EXERCISE 1 — According to the blog text, why does a church that attracts "satisfied customer members" have to keep raising the attractional "ante"? Answer in one to three sentences.
EXERCISE 2 — In the blog text, who is credited with the saying "Satisfied customers are apathetic. Loyal customers will be your advocate."?

TEXT SHOWN —

◇ ◇ ◇

I recently was reminded of the following quotation by Frederick Buechner: “The place God calls you to is the place where your deep gladness and the world’s deep hunger meet.” Isn’t that what we all seek? A place where we find our niche, a place where we rejoice in new days and are involved in the world’s deepest hungers and needs. We appreciate the support and encouragement of our own army of “prayer warriors” as we also continue in prayer for God’s work in us and through us.

How NOT to grow a church!

Friday, August 19th, 2011

U.S. culture is enamored with numbers. Churches are into marketing. Some churches seem willing to do almost everything to attract numbers. This tendency can be noted at two extremes. I am amazed at some of the things included in “worship”, for example, the sport of preacher vertical rock wall climbing. I am amazed also at the willingness to exclude, as in the case of consistently short sermons or no biblical preaching at all (which some sermons have attained with stories and entertaining before dinner speeches). The attractional model of church is well entrenched in most places, representing an effort to satisfy church attenders with entertainment, excitement, and minimum boredom.

My friend, Bob Smith who serves as a leader in the church in Edmond, recently sent a quotation that addresses this search for numbers. The quotation is attributed to Jeffrey Gitomer: “Satisfied customers are apathetic. Loyal customers will be your advocate.”

Churches, ministers, and church leaders would do well to ask whether they are seeking satisfied members or loyal members. Satisfied members will show up most Sundays for worship, but will hardly be involved in other church activities. Churches experience a decline in Bible class and Sunday night attendance because of the absence of satisfied members. Churches have trouble attracting satisfied members to special events. Satisfied members will seek to maintain the attractional model and its satisfying activities, but will seldom invite or involve others. (They will tell the minister and elders how good the status quo is, but will be generally apathetic toward additional activities of the church.) Satisfied members generally live at a level of spiritual superficiality. They are consumers and know what they like. They will seek it elsewhere at the drop of a hat.

Loyal members, on the other hand, are faithful advocates for the church. They can be counted on through good times and bad. They are the contributors, they are those who are consistently present, they are those can be counted on in almost every activity. They are the defenders of the church, they speak for it and not against it. Experienced ministers and church leaders can easily add to these descriptions.

How NOT to grow a church! Attract as many “satisfied customer members” as possible. Listen to what they like, and keep on doing more and more (or less and less) of it. Do not worry about the loyal members who tell you they are starving spiritually. But be aware also that you will have to constantly increase the attractional “ante” to keep the satisfied folks coming, because their regular presence is dependent on whatever attracts them–fun, interaction, entertainment, personalities, short sermons, etc.

I will grant that in some few cases, satisfied members can be encouraged to grow and become loyal members. On the other hand, a healthy church is characterized by Christians who are committed and loyal to Christ and his body–not by increasing numbers of satisfied customers.

God Sightings

Wednesday, August 17th, 2011

A popular religious song asks, “Have you seen Jesus my Lord?” The song affirms that Jesus can be seen in numerous aspects of daily life. Theologically, one might ask whether sunset and rolling waves clearly declare Jesus, or God. Can one see the necessity of a Creator God in such experiences, or do such experiences demand the existence also of a Jesus Savior? Despite the theological imprecision, the point of the song is valid.
God has revealed himself in his Word. The purpose of the Bible is to reveal God. This is special revelation.
God is seen in nature. He is visible in our world. These evidences are called natural revelation.

I am working on a devotional series focused on “God sightings.” Where have you seen God? Where have you caught a glimpse of God? I hope to include responses in the devotional series, with credit noted, of course.

◇ ◇ ◇

DATA SHOWN —

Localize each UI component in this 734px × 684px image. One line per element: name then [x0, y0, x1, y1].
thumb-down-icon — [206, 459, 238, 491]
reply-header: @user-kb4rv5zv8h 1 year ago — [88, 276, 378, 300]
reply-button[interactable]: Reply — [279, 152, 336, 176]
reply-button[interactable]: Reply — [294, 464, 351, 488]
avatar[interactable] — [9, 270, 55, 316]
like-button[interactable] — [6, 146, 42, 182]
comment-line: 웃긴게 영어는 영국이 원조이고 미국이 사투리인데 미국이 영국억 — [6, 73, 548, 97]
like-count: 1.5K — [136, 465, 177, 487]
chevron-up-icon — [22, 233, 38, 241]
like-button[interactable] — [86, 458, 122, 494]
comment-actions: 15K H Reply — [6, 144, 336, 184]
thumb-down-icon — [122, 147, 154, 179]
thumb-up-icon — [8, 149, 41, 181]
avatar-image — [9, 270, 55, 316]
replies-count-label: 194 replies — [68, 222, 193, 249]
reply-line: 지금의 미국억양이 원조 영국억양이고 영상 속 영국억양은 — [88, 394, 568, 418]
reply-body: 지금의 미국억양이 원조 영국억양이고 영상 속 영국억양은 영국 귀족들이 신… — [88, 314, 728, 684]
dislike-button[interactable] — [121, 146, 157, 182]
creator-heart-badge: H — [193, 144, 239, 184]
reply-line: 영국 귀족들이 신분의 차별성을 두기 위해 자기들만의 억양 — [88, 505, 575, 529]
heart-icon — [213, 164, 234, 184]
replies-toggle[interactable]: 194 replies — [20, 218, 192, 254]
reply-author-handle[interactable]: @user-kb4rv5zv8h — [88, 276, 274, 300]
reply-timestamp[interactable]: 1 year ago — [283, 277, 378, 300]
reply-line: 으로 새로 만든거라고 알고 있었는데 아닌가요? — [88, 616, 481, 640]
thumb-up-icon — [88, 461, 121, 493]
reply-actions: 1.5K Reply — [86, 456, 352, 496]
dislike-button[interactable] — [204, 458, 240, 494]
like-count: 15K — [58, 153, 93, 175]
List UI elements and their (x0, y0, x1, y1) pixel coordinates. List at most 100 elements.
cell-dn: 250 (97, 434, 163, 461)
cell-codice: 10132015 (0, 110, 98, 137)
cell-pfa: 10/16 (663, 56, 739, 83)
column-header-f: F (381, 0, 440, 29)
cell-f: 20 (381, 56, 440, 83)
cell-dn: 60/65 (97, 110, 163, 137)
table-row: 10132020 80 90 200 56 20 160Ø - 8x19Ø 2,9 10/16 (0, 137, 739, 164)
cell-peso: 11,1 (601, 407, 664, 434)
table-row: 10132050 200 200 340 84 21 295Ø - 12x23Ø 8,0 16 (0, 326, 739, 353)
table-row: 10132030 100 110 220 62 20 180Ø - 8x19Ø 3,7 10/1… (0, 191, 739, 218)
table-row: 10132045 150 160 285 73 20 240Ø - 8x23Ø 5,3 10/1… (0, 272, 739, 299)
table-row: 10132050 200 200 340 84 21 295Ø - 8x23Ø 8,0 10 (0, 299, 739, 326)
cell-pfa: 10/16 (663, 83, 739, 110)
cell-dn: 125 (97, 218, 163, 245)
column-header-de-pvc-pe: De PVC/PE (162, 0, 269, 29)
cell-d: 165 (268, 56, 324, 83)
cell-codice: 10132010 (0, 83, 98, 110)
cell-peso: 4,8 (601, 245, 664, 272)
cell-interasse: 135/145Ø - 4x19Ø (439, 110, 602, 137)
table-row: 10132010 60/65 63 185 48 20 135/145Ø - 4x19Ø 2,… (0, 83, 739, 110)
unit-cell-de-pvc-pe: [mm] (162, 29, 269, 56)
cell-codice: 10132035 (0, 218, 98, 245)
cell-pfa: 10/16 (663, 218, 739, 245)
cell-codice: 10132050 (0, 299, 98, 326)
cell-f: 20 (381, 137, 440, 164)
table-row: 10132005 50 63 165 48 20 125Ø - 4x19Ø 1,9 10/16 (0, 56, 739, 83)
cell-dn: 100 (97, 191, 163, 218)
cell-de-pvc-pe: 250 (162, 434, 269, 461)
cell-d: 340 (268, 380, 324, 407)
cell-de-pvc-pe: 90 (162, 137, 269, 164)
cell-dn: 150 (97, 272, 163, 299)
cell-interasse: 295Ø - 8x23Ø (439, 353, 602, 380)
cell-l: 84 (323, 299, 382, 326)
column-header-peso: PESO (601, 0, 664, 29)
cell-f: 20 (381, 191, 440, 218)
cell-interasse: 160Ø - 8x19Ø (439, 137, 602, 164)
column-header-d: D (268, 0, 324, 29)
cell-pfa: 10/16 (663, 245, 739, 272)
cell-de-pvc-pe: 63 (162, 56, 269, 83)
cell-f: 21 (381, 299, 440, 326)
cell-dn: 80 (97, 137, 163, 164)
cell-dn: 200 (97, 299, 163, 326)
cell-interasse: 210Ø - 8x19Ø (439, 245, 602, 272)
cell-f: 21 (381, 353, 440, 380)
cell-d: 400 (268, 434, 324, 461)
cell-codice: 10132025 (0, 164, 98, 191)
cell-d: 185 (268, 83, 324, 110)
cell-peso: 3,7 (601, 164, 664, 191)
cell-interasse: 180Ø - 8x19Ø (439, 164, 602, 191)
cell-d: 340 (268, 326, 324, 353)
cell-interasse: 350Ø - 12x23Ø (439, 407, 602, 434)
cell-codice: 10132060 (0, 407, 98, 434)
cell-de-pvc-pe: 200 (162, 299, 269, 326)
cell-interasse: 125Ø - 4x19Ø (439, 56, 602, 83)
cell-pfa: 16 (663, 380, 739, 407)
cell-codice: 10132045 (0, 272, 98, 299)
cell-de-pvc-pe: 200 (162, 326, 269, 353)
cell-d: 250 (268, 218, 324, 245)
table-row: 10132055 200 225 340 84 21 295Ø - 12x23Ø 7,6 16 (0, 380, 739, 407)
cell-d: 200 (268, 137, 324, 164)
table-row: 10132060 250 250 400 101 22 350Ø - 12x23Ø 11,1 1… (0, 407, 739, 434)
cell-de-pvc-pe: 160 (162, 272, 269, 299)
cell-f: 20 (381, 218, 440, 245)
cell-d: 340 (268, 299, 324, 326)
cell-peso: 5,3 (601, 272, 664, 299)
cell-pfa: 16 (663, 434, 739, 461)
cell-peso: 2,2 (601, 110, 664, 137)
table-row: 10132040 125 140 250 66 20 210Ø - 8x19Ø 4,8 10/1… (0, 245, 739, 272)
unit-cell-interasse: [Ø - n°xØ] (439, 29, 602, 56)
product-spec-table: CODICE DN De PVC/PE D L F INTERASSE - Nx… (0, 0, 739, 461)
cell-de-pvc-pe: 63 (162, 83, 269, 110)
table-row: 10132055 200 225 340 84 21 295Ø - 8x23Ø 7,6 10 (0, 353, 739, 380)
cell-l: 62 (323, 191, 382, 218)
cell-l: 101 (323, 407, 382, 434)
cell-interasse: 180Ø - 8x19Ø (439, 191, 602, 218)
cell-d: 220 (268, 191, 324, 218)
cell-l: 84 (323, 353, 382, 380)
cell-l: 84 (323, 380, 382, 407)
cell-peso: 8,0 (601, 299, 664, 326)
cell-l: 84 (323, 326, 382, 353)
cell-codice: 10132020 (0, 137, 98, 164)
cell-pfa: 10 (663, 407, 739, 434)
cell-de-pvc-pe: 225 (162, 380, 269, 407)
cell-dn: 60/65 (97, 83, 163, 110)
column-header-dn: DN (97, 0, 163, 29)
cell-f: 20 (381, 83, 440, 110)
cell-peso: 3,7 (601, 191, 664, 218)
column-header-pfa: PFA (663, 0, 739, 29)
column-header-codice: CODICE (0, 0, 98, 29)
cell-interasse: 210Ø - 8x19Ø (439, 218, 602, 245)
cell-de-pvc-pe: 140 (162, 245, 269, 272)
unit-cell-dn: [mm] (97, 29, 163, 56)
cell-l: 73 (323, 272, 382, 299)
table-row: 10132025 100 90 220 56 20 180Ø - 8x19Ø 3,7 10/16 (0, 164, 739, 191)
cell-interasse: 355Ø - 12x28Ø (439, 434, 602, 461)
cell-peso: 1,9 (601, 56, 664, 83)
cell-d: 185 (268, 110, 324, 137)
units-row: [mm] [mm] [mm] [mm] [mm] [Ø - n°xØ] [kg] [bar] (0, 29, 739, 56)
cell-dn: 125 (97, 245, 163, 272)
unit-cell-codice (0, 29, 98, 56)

◇ ◇ ◇

TASK OUTPUT 1 — Their regular attendance depends on whatever attracts them, such as fun, interaction, entertainment, personalities, or short sermons. The church therefore has to keep increasing those attractions to keep them coming.

TASK OUTPUT 2 — Jeffrey Gitomer